> _Given problem_: Return each line holding the string "estimated".

> _Extracted material_:
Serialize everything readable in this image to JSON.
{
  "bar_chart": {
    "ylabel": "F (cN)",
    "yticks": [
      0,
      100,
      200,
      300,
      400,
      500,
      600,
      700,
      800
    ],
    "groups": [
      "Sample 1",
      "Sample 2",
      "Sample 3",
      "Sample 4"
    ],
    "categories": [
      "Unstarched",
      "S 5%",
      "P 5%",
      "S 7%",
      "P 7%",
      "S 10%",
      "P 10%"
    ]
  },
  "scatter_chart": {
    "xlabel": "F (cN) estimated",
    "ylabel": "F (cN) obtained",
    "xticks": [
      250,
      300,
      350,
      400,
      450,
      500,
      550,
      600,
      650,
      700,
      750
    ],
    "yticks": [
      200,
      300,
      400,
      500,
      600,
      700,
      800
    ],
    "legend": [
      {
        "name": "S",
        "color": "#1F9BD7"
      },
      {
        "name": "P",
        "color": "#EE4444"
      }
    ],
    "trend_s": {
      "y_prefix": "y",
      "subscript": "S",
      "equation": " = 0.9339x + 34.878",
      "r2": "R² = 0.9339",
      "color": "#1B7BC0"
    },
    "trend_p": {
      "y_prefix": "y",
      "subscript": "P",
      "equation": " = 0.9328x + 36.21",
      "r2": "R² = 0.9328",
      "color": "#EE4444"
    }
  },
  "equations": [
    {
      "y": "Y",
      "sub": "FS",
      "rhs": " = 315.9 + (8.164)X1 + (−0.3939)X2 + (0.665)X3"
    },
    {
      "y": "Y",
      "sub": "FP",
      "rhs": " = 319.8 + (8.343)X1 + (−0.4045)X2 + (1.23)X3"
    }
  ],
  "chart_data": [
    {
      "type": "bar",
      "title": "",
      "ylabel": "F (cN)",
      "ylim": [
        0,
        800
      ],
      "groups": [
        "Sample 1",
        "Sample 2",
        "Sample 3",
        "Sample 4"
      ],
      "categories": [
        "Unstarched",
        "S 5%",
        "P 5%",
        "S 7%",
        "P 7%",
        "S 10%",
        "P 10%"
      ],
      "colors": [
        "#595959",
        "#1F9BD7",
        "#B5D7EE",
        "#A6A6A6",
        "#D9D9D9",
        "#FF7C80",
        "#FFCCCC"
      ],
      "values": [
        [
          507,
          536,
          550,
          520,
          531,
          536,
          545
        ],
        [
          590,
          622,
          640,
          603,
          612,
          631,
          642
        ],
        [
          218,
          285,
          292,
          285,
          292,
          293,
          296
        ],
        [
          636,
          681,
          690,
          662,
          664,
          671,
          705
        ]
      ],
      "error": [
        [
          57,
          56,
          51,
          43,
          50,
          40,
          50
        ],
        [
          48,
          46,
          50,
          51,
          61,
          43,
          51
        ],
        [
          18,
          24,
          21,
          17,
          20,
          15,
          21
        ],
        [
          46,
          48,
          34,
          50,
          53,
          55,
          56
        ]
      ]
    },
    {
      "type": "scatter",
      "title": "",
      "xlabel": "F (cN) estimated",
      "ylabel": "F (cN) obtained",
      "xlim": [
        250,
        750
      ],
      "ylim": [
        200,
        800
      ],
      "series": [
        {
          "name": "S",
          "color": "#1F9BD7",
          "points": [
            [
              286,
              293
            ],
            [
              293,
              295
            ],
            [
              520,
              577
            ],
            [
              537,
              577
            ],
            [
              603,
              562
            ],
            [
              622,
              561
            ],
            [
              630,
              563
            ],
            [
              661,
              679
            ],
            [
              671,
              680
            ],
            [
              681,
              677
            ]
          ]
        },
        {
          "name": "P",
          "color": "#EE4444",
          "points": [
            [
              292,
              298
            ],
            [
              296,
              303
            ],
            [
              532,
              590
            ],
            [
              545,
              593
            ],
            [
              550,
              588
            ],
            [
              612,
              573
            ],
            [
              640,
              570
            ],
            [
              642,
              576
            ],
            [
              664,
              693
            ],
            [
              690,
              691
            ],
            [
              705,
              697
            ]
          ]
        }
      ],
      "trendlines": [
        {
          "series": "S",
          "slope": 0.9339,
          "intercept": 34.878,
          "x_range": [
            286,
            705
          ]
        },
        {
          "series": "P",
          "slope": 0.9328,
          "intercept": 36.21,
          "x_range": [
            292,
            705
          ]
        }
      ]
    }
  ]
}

> _Reply_:
    "xlabel": "F (cN) estimated",
      "xlabel": "F (cN) estimated",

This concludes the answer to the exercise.